Quote every line of the items below verbatim, leaving out the pictures.

----- MATERIAL PROVIDED -----

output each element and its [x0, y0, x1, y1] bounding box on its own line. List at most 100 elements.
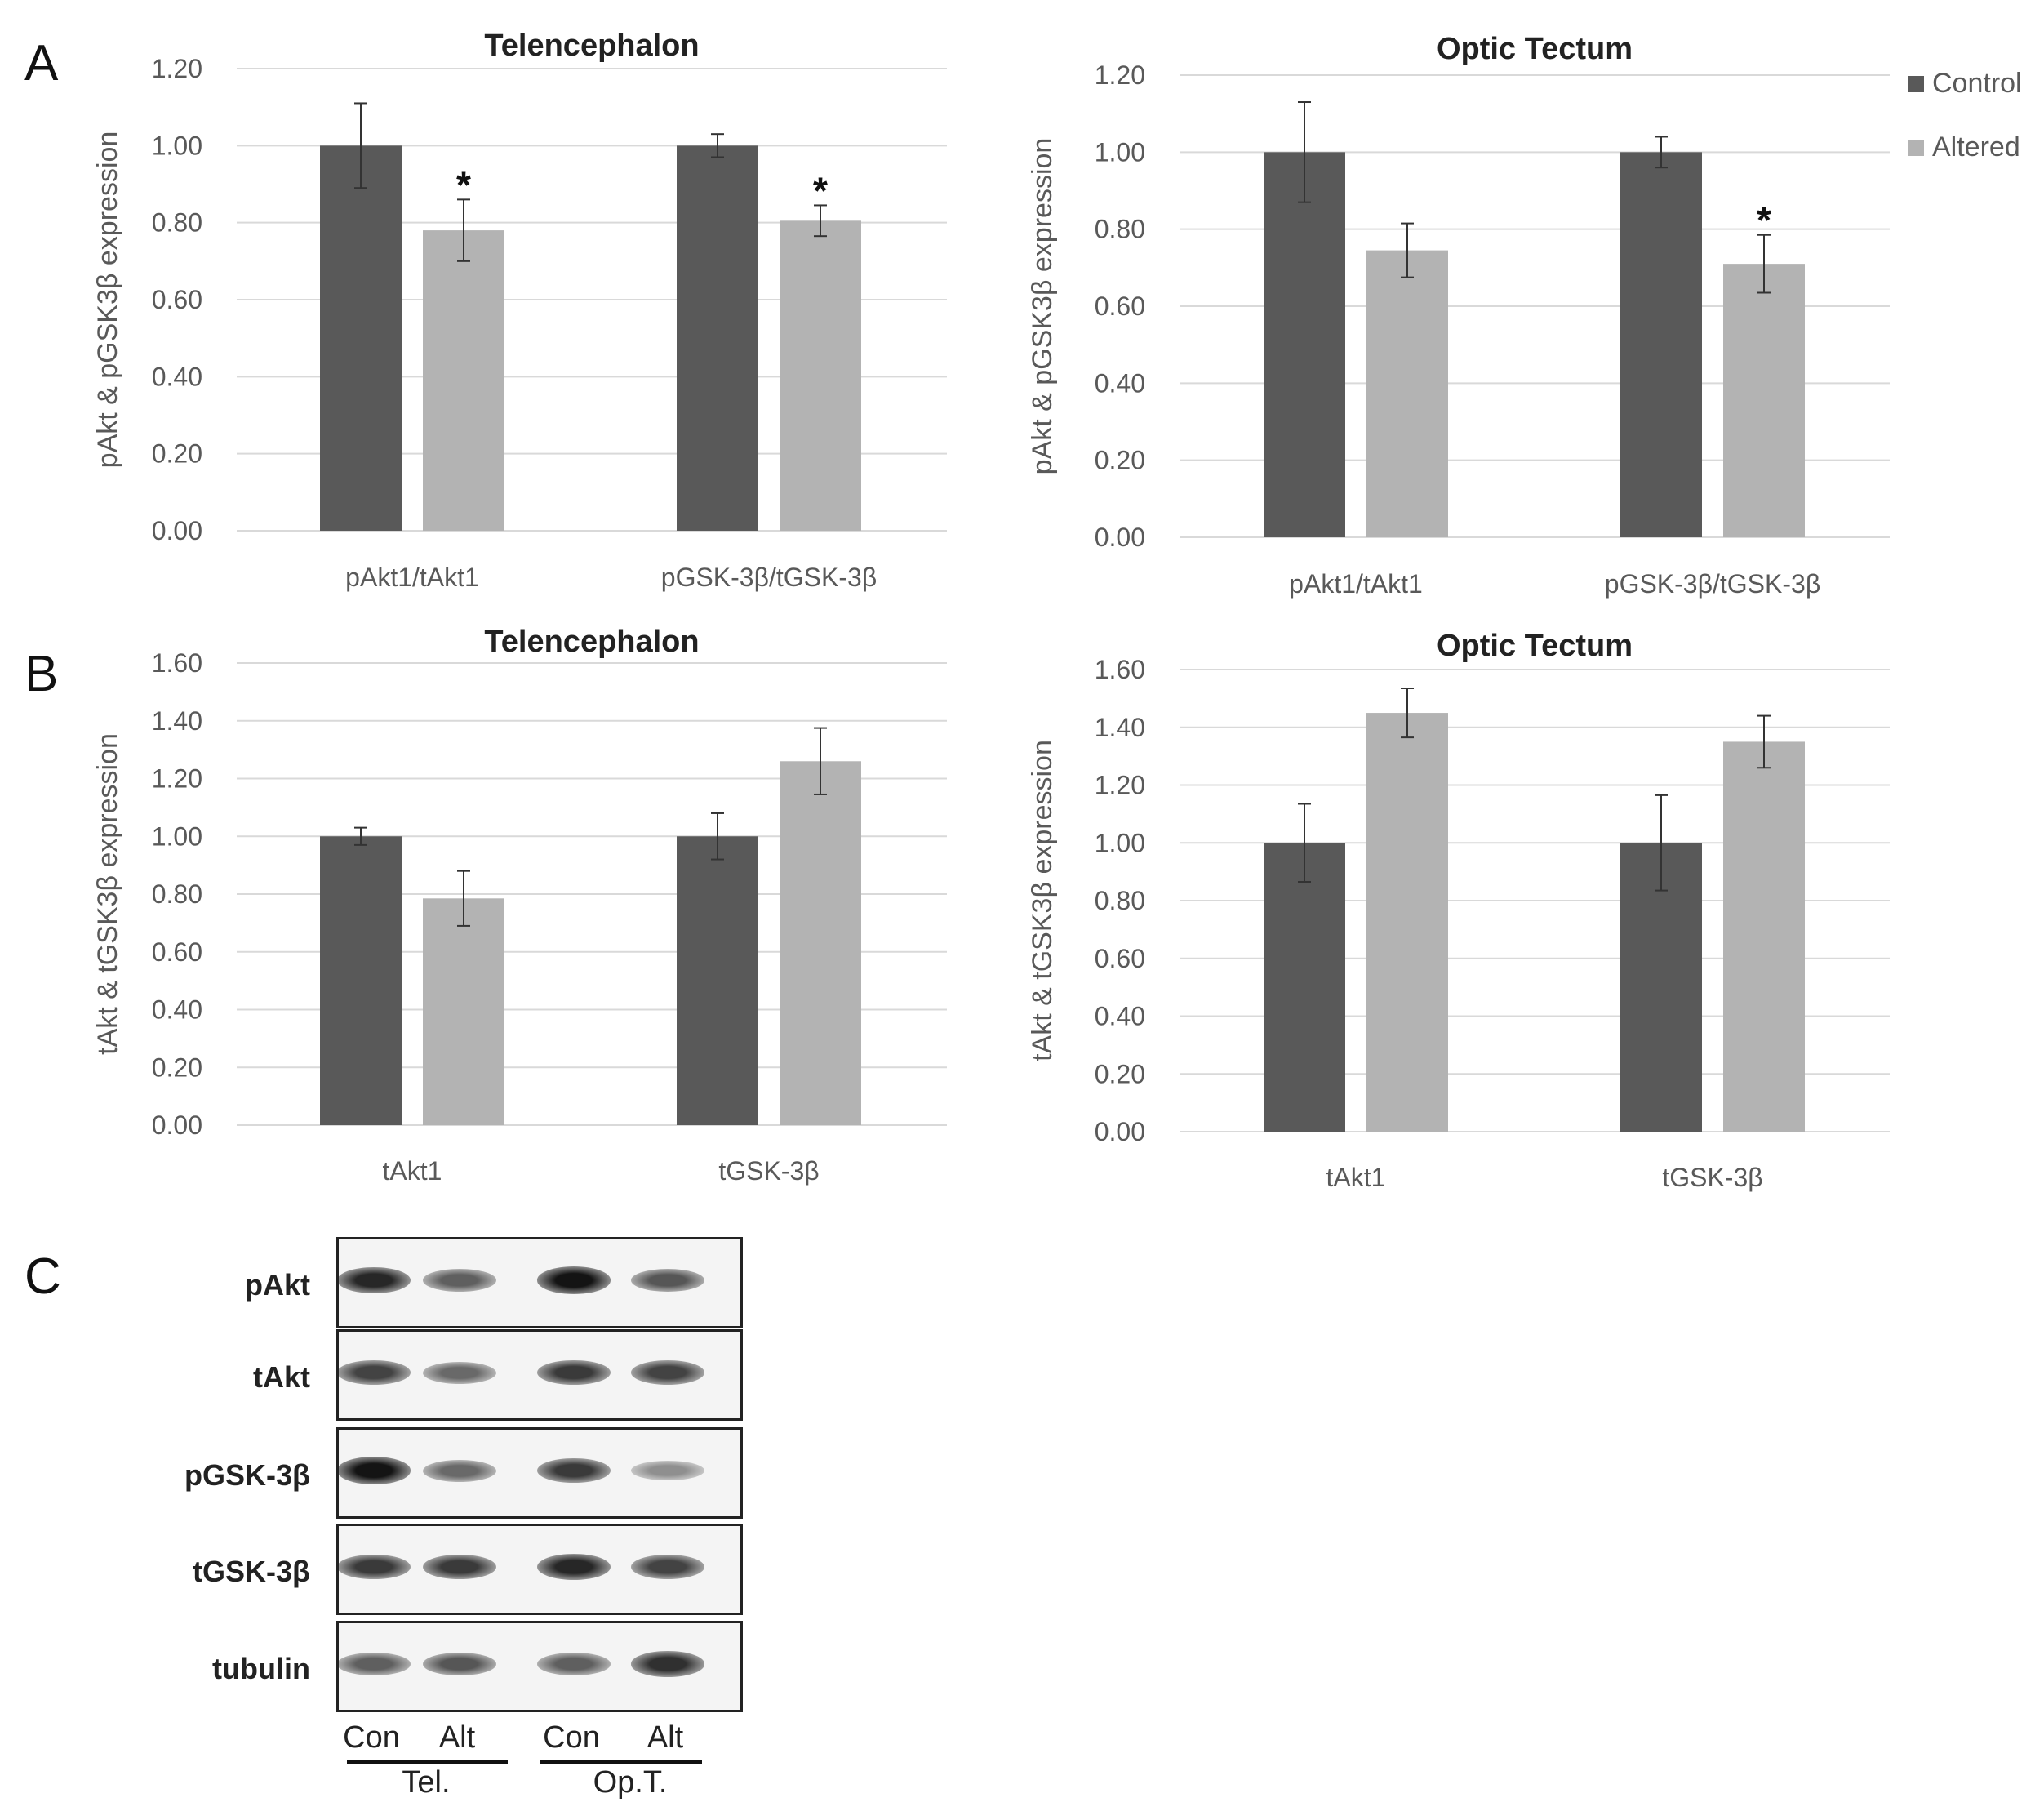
y-tick-label: 0.80: [1095, 215, 1145, 244]
blot-band: [423, 1459, 496, 1482]
significance-star: *: [1757, 199, 1771, 242]
blot-strip: [336, 1427, 743, 1519]
y-tick-label: 0.80: [152, 208, 202, 238]
bar-control: [677, 836, 758, 1125]
legend-swatch-control: [1908, 76, 1924, 92]
blot-band: [423, 1554, 496, 1580]
y-tick-label: 1.00: [152, 131, 202, 160]
y-tick-label: 1.60: [152, 648, 202, 678]
y-tick-label: 1.20: [1095, 60, 1145, 90]
y-tick-label: 0.40: [152, 362, 202, 391]
blot-band: [423, 1652, 496, 1676]
bar-altered: [1723, 741, 1805, 1132]
y-tick-label: 0.20: [152, 439, 202, 469]
y-tick-label: 0.00: [152, 1110, 202, 1140]
bar-control: [1264, 152, 1345, 538]
bar-altered: [1366, 713, 1448, 1132]
blot-band: [339, 1267, 411, 1293]
lane-label: Con: [343, 1720, 400, 1755]
group-underline: [347, 1760, 508, 1764]
blot-strip: [336, 1237, 743, 1328]
significance-star: *: [813, 169, 828, 211]
lane-label: Alt: [647, 1720, 684, 1755]
blot-row-label: pGSK-3β: [184, 1458, 310, 1492]
y-tick-label: 0.60: [152, 937, 202, 967]
y-tick-label: 1.00: [1095, 828, 1145, 857]
panel-letter-b: B: [24, 646, 59, 702]
bar-control: [1264, 843, 1345, 1132]
y-tick-label: 0.20: [152, 1052, 202, 1082]
x-category-label: pGSK-3β/tGSK-3β: [1605, 569, 1820, 599]
y-tick-label: 1.20: [1095, 771, 1145, 800]
blot-band: [631, 1555, 704, 1579]
x-category-label: pAkt1/tAkt1: [345, 563, 479, 592]
bar-altered: [1723, 264, 1805, 537]
y-tick-label: 0.60: [1095, 944, 1145, 973]
legend-label-control: Control: [1932, 68, 2022, 99]
bar-altered: [423, 230, 504, 531]
bar-altered: [780, 220, 861, 531]
chart-b-telencephalon: 0.00 0.20 0.40 0.60 0.80 1.00 1.20 1.40 1.60 Tele…: [92, 625, 947, 1186]
blot-strip: [336, 1524, 743, 1615]
bar-control: [1620, 152, 1702, 538]
panel-letter-a: A: [24, 35, 59, 91]
y-tick-label: 1.20: [152, 764, 202, 794]
y-tick-label: 0.00: [152, 516, 202, 545]
bar-control: [320, 145, 402, 532]
lane-label: Alt: [438, 1720, 476, 1755]
y-tick-label: 0.20: [1095, 446, 1145, 475]
blot-strip: [336, 1621, 743, 1712]
legend-swatch-altered: [1908, 140, 1924, 156]
group-label: Tel.: [402, 1765, 451, 1800]
chart-b-optic-tectum: 0.00 0.20 0.40 0.60 0.80 1.00 1.20 1.40 1.60 Opti…: [1027, 629, 1890, 1192]
blot-band: [339, 1360, 411, 1385]
blot-band: [339, 1457, 411, 1484]
y-axis-label: tAkt & tGSK3β expression: [92, 733, 123, 1055]
bar-altered: [780, 761, 861, 1125]
x-category-label: pAkt1/tAkt1: [1289, 569, 1423, 599]
blot-band: [423, 1269, 496, 1292]
y-tick-label: 1.20: [152, 54, 202, 83]
bar-control: [677, 145, 758, 532]
x-category-label: tAkt1: [383, 1156, 442, 1186]
x-category-label: tGSK-3β: [1662, 1163, 1762, 1192]
chart-a-telencephalon: 0.00 0.20 0.40 0.60 0.80 1.00 1.20 Telencephalo…: [92, 29, 947, 592]
blot-band: [537, 1457, 611, 1484]
legend-label-altered: Altered: [1932, 131, 2020, 162]
blot-band: [537, 1359, 611, 1386]
y-tick-label: 0.40: [1095, 368, 1145, 398]
blot-strip: [336, 1329, 743, 1421]
group-label: Op.T.: [593, 1765, 668, 1800]
blot-band: [537, 1653, 611, 1675]
x-category-label: tAkt1: [1326, 1163, 1386, 1192]
blot-band: [631, 1651, 704, 1677]
legend: Control Altered: [1908, 68, 2022, 162]
y-tick-label: 0.00: [1095, 1117, 1145, 1146]
significance-star: *: [456, 163, 471, 206]
blot-band: [631, 1268, 704, 1293]
lane-label: Con: [543, 1720, 600, 1755]
blot-band: [423, 1361, 496, 1384]
y-axis-label: tAkt & tGSK3β expression: [1027, 740, 1058, 1061]
y-tick-label: 0.00: [1095, 523, 1145, 552]
y-axis-label: pAkt & pGSK3β expression: [1027, 138, 1058, 475]
y-tick-label: 1.40: [1095, 713, 1145, 742]
bar-control: [320, 836, 402, 1125]
bar-altered: [423, 898, 504, 1125]
y-tick-label: 0.20: [1095, 1059, 1145, 1088]
group-underline: [540, 1760, 702, 1764]
y-tick-label: 1.00: [152, 821, 202, 851]
blot-band: [339, 1554, 411, 1580]
panel-letter-c: C: [24, 1248, 61, 1305]
blot-band: [537, 1266, 611, 1294]
chart-title: Optic Tectum: [1437, 629, 1633, 663]
chart-title: Telencephalon: [484, 625, 699, 659]
y-tick-label: 1.00: [1095, 137, 1145, 167]
x-category-label: pGSK-3β/tGSK-3β: [661, 563, 877, 592]
blot-band: [631, 1460, 704, 1481]
chart-title: Optic Tectum: [1437, 32, 1633, 66]
blot-row-label: tubulin: [212, 1652, 310, 1685]
blot-band: [631, 1360, 704, 1385]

-----

## OUTPUT FOR THIS TASK
output each element and its [x0, y0, x1, y1] bounding box on its own line. List at most 100 elements.
y-tick-label: 0.80: [1095, 215, 1145, 244]
blot-band: [423, 1459, 496, 1482]
significance-star: *: [1757, 199, 1771, 242]
blot-strip: [336, 1427, 743, 1519]
y-tick-label: 0.80: [152, 208, 202, 238]
bar-control: [677, 836, 758, 1125]
legend-swatch-control: [1908, 76, 1924, 92]
blot-band: [423, 1554, 496, 1580]
y-tick-label: 1.00: [152, 131, 202, 160]
y-tick-label: 1.60: [152, 648, 202, 678]
y-tick-label: 1.20: [1095, 60, 1145, 90]
y-tick-label: 0.40: [152, 362, 202, 391]
blot-band: [423, 1652, 496, 1676]
bar-altered: [1723, 741, 1805, 1132]
y-tick-label: 0.20: [152, 439, 202, 469]
y-tick-label: 0.00: [152, 1110, 202, 1140]
bar-control: [1264, 152, 1345, 538]
bar-altered: [1366, 713, 1448, 1132]
blot-band: [339, 1267, 411, 1293]
lane-label: Con: [343, 1720, 400, 1755]
group-underline: [347, 1760, 508, 1764]
blot-strip: [336, 1237, 743, 1328]
significance-star: *: [813, 169, 828, 211]
lane-label: Alt: [647, 1720, 684, 1755]
blot-row-label: pGSK-3β: [184, 1458, 310, 1492]
y-tick-label: 0.60: [152, 937, 202, 967]
y-tick-label: 1.00: [1095, 828, 1145, 857]
panel-letter-b: B: [24, 646, 59, 702]
bar-control: [1264, 843, 1345, 1132]
y-tick-label: 0.20: [152, 1052, 202, 1082]
x-category-label: pGSK-3β/tGSK-3β: [1605, 569, 1820, 599]
y-tick-label: 1.20: [1095, 771, 1145, 800]
blot-band: [631, 1555, 704, 1579]
x-category-label: pAkt1/tAkt1: [345, 563, 479, 592]
bar-altered: [1723, 264, 1805, 537]
y-tick-label: 0.60: [1095, 944, 1145, 973]
legend-label-control: Control: [1932, 68, 2022, 99]
bar-altered: [423, 230, 504, 531]
bar-altered: [780, 220, 861, 531]
chart-b-telencephalon: 0.00 0.20 0.40 0.60 0.80 1.00 1.20 1.40 1.60 Tele…: [92, 625, 947, 1186]
blot-strip: [336, 1524, 743, 1615]
bar-control: [1620, 152, 1702, 538]
panel-letter-a: A: [24, 35, 59, 91]
y-tick-label: 1.20: [152, 764, 202, 794]
y-tick-label: 0.00: [152, 516, 202, 545]
bar-control: [320, 145, 402, 532]
lane-label: Alt: [438, 1720, 476, 1755]
y-tick-label: 0.20: [1095, 446, 1145, 475]
blot-strip: [336, 1621, 743, 1712]
legend-swatch-altered: [1908, 140, 1924, 156]
group-label: Tel.: [402, 1765, 451, 1800]
chart-b-optic-tectum: 0.00 0.20 0.40 0.60 0.80 1.00 1.20 1.40 1.60 Opti…: [1027, 629, 1890, 1192]
blot-band: [339, 1360, 411, 1385]
blot-band: [339, 1457, 411, 1484]
y-axis-label: tAkt & tGSK3β expression: [92, 733, 123, 1055]
bar-altered: [780, 761, 861, 1125]
x-category-label: pAkt1/tAkt1: [1289, 569, 1423, 599]
blot-band: [423, 1269, 496, 1292]
y-tick-label: 1.20: [152, 54, 202, 83]
bar-control: [677, 145, 758, 532]
x-category-label: tAkt1: [383, 1156, 442, 1186]
x-category-label: tGSK-3β: [1662, 1163, 1762, 1192]
chart-a-telencephalon: 0.00 0.20 0.40 0.60 0.80 1.00 1.20 Telencephalo…: [92, 29, 947, 592]
blot-band: [537, 1457, 611, 1484]
legend-label-altered: Altered: [1932, 131, 2020, 162]
blot-band: [537, 1359, 611, 1386]
y-tick-label: 0.40: [1095, 368, 1145, 398]
blot-strip: [336, 1329, 743, 1421]
group-label: Op.T.: [593, 1765, 668, 1800]
blot-band: [537, 1653, 611, 1675]
x-category-label: tAkt1: [1326, 1163, 1386, 1192]
blot-band: [631, 1651, 704, 1677]
legend: Control Altered: [1908, 68, 2022, 162]
y-tick-label: 0.00: [1095, 1117, 1145, 1146]
significance-star: *: [456, 163, 471, 206]
blot-band: [631, 1268, 704, 1293]
lane-label: Con: [543, 1720, 600, 1755]
blot-band: [423, 1361, 496, 1384]
y-axis-label: tAkt & tGSK3β expression: [1027, 740, 1058, 1061]
y-tick-label: 0.00: [1095, 523, 1145, 552]
y-axis-label: pAkt & pGSK3β expression: [1027, 138, 1058, 475]
y-tick-label: 1.40: [1095, 713, 1145, 742]
bar-control: [320, 836, 402, 1125]
bar-altered: [423, 898, 504, 1125]
y-tick-label: 0.20: [1095, 1059, 1145, 1088]
group-underline: [540, 1760, 702, 1764]
y-tick-label: 1.00: [152, 821, 202, 851]
blot-band: [339, 1554, 411, 1580]
panel-letter-c: C: [24, 1248, 61, 1305]
blot-band: [537, 1266, 611, 1294]
chart-title: Optic Tectum: [1437, 629, 1633, 663]
chart-title: Telencephalon: [484, 625, 699, 659]
y-tick-label: 1.00: [1095, 137, 1145, 167]
x-category-label: pGSK-3β/tGSK-3β: [661, 563, 877, 592]
blot-band: [631, 1460, 704, 1481]
chart-title: Optic Tectum: [1437, 32, 1633, 66]
blot-row-label: tubulin: [212, 1652, 310, 1685]
blot-band: [631, 1360, 704, 1385]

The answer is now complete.